[Chart and figure data]
^^^^
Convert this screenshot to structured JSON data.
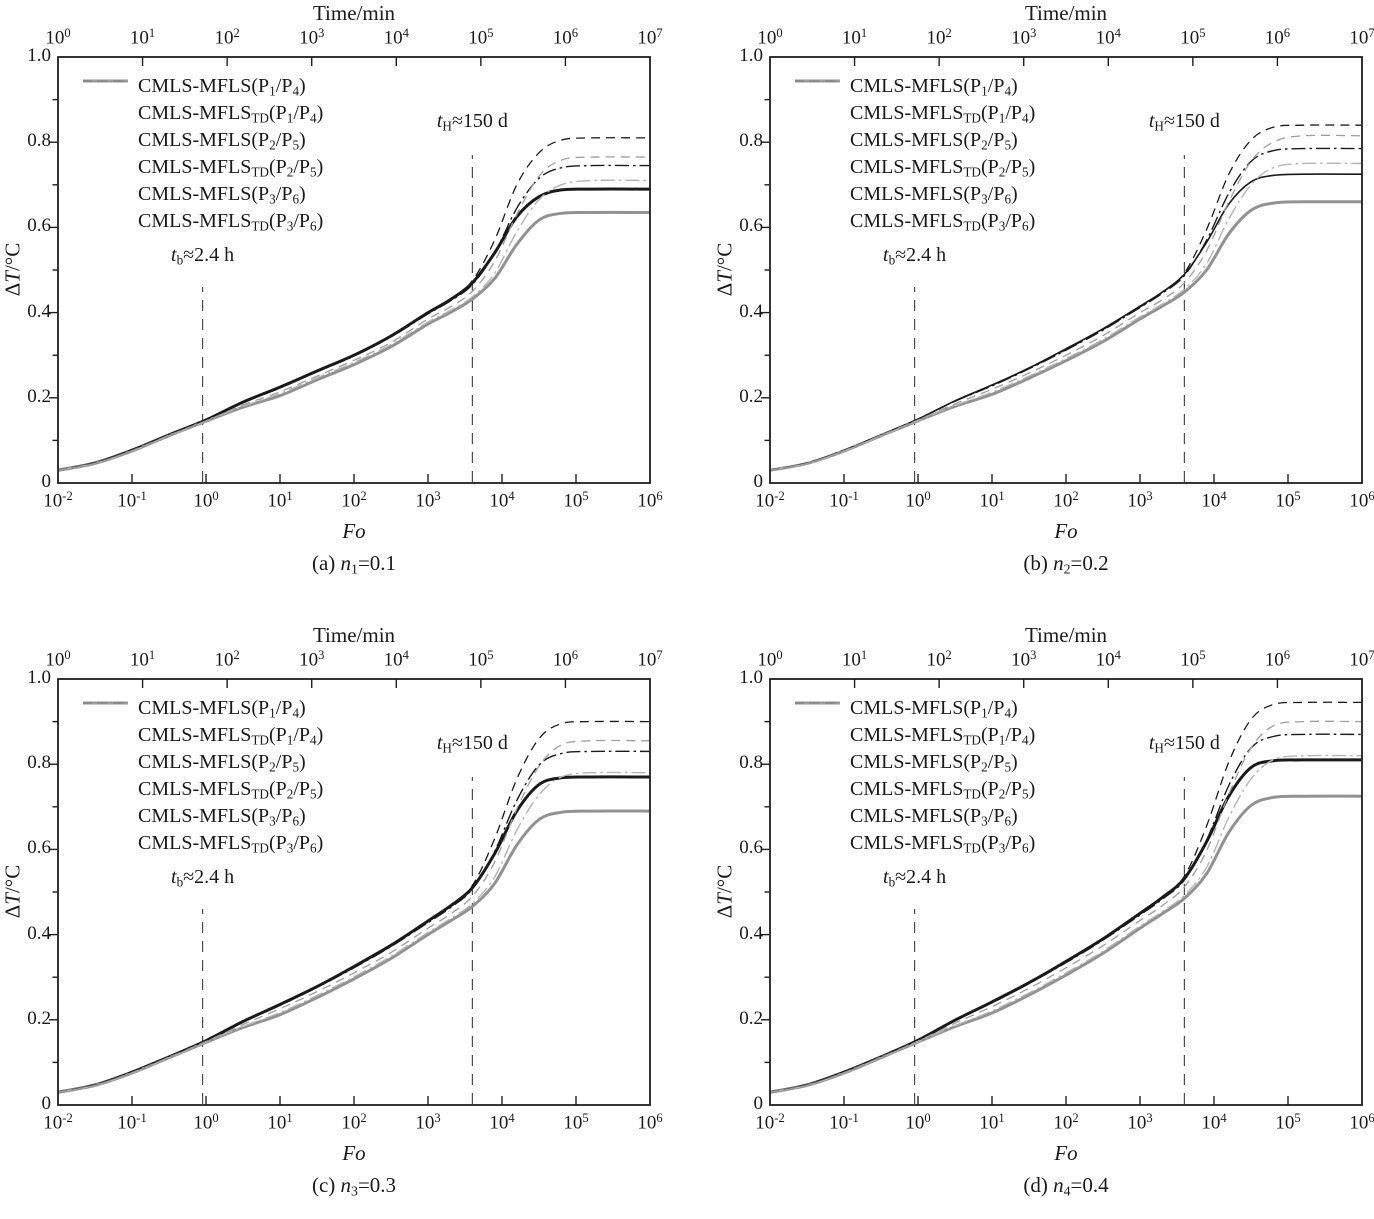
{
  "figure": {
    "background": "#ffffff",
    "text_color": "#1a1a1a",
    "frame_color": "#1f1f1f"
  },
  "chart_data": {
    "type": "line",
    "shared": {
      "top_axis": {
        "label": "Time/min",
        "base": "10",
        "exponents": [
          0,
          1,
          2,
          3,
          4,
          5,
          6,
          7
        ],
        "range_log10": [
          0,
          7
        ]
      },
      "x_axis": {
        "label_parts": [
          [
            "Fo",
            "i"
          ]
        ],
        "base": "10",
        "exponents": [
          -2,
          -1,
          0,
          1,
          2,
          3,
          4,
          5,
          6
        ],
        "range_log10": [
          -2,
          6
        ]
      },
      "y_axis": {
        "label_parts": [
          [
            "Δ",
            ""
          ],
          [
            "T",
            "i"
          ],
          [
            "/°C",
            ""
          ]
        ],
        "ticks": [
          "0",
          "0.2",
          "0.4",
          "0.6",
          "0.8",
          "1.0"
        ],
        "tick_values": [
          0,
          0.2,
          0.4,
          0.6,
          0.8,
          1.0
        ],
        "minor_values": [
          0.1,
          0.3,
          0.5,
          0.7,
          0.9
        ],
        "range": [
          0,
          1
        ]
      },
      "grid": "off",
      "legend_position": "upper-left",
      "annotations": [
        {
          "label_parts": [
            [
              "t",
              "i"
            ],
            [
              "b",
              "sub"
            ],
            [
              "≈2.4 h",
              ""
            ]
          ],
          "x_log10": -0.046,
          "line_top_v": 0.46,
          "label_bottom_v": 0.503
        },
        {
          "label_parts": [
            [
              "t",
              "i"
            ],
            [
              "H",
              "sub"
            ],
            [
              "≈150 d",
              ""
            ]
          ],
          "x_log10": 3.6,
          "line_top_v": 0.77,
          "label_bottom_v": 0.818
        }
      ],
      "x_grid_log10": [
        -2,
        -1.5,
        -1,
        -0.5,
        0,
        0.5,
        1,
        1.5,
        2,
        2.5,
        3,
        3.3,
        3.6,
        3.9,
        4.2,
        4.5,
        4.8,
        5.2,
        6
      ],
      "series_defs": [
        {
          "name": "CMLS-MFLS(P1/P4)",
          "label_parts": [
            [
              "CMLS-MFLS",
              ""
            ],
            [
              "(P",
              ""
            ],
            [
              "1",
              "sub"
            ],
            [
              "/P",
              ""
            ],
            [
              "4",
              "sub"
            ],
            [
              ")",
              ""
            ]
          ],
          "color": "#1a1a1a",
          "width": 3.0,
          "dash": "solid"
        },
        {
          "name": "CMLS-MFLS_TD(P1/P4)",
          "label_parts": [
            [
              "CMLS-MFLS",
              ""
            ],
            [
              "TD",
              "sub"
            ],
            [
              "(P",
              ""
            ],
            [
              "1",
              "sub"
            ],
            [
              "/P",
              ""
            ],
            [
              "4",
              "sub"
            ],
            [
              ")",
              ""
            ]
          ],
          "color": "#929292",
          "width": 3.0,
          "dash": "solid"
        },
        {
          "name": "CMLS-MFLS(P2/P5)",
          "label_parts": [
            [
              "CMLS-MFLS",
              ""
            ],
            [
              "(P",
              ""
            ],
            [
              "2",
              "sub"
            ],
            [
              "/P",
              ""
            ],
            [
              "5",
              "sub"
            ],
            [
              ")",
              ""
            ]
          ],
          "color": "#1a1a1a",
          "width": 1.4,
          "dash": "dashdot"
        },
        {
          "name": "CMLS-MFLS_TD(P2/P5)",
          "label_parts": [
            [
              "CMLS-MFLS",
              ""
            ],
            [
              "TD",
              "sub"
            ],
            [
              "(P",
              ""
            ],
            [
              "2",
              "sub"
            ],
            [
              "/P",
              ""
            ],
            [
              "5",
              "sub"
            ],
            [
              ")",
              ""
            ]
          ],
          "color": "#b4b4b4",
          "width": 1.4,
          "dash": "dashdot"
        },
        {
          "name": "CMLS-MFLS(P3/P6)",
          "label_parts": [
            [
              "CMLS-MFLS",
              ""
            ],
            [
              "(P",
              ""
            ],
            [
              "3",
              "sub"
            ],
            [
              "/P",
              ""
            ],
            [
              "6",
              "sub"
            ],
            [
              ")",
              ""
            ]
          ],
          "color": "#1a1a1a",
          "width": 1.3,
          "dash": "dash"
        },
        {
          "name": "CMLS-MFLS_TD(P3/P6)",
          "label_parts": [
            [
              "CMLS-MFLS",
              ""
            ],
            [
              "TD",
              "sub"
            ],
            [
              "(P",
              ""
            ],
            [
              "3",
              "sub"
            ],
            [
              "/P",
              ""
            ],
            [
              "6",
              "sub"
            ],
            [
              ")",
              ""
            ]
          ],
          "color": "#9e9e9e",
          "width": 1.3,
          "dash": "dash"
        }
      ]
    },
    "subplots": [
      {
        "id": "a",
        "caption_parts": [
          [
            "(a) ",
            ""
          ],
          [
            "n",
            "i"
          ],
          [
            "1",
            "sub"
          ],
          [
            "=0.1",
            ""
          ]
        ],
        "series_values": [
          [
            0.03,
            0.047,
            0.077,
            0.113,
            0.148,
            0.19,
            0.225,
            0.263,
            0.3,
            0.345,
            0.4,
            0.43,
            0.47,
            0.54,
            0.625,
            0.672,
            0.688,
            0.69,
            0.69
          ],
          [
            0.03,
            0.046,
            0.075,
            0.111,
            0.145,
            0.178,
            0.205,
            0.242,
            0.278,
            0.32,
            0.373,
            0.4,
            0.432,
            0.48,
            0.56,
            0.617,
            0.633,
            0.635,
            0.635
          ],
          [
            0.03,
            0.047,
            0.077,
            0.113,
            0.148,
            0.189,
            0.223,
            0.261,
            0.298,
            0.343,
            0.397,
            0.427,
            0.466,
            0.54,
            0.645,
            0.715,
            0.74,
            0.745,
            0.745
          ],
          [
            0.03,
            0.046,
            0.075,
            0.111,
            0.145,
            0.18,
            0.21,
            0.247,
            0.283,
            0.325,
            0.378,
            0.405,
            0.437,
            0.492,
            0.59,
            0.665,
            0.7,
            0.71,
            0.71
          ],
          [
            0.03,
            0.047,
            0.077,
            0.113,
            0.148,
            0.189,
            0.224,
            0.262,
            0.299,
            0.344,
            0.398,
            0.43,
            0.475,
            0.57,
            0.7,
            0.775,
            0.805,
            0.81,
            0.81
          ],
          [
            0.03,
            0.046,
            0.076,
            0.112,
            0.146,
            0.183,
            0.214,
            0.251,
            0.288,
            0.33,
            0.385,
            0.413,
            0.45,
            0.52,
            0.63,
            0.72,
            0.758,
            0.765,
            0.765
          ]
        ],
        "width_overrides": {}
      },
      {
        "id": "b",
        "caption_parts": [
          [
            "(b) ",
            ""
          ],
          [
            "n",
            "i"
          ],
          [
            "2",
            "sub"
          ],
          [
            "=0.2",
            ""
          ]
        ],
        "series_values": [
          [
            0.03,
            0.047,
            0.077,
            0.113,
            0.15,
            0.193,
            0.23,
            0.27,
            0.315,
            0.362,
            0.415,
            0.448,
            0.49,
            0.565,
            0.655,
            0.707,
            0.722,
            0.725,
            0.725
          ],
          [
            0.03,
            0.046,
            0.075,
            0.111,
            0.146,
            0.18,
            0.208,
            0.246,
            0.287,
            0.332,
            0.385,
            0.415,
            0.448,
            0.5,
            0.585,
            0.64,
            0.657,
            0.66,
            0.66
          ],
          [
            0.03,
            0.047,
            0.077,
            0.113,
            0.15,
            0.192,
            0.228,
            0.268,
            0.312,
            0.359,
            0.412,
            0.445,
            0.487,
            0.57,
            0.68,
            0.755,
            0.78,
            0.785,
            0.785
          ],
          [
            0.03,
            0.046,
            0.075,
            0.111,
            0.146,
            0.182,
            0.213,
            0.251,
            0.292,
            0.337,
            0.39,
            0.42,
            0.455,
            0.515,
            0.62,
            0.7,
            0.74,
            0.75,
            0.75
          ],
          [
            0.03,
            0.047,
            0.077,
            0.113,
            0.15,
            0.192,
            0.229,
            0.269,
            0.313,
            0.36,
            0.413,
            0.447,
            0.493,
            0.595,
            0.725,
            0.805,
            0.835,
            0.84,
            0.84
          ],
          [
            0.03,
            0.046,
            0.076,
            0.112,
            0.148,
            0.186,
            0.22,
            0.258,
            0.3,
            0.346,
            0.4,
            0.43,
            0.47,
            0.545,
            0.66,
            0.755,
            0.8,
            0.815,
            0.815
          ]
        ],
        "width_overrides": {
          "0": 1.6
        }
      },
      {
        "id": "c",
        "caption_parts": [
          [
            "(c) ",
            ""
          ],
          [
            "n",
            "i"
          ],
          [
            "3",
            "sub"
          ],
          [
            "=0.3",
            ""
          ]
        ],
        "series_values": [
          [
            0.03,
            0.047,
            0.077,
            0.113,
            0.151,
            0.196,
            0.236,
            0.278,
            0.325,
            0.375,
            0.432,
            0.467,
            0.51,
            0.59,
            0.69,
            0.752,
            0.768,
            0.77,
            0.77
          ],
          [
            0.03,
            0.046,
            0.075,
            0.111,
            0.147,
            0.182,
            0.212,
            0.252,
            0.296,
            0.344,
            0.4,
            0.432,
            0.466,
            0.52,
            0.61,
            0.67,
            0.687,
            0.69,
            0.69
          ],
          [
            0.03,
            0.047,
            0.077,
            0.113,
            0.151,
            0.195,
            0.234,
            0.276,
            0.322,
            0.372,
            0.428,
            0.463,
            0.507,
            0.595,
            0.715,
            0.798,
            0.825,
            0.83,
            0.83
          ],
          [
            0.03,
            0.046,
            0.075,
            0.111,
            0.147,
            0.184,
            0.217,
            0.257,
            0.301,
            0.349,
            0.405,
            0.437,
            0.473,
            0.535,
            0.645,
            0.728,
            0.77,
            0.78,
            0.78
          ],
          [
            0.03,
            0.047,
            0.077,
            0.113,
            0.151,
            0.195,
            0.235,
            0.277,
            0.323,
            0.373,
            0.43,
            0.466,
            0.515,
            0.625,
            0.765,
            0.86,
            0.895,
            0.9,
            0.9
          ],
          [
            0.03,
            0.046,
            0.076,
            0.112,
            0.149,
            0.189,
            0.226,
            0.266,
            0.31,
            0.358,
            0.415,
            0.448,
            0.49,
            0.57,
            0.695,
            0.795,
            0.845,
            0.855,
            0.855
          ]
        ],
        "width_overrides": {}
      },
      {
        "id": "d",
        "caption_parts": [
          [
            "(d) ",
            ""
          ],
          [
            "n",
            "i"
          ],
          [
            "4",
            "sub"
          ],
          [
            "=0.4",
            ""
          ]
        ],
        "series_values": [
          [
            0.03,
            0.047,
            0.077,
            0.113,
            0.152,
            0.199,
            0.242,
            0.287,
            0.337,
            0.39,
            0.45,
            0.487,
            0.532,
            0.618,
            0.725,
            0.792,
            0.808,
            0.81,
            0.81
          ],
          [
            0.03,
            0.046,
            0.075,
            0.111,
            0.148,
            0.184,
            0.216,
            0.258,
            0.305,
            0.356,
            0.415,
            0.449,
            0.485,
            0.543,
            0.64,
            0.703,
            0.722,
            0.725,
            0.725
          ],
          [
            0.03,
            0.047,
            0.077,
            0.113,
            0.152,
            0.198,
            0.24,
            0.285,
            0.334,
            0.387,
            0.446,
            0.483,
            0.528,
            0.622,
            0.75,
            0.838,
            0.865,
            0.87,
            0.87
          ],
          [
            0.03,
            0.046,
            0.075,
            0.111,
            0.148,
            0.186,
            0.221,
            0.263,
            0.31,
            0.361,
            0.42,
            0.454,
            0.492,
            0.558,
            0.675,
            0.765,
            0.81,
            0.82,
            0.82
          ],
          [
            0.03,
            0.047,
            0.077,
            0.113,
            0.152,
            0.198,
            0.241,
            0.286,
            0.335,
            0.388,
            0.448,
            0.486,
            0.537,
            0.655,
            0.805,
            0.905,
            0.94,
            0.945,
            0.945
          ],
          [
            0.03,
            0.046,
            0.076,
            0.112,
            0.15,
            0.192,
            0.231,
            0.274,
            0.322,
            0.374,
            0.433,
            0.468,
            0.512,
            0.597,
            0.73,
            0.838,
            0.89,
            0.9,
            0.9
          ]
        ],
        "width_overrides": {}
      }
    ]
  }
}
^^^^
→ DIRECTIVE: Go through the records and gather the lines that hold "name".

→ WRITTEN SOLUTION:
          "name": "CMLS-MFLS(P1/P4)",
          "name": "CMLS-MFLS_TD(P1/P4)",
          "name": "CMLS-MFLS(P2/P5)",
          "name": "CMLS-MFLS_TD(P2/P5)",
          "name": "CMLS-MFLS(P3/P6)",
          "name": "CMLS-MFLS_TD(P3/P6)",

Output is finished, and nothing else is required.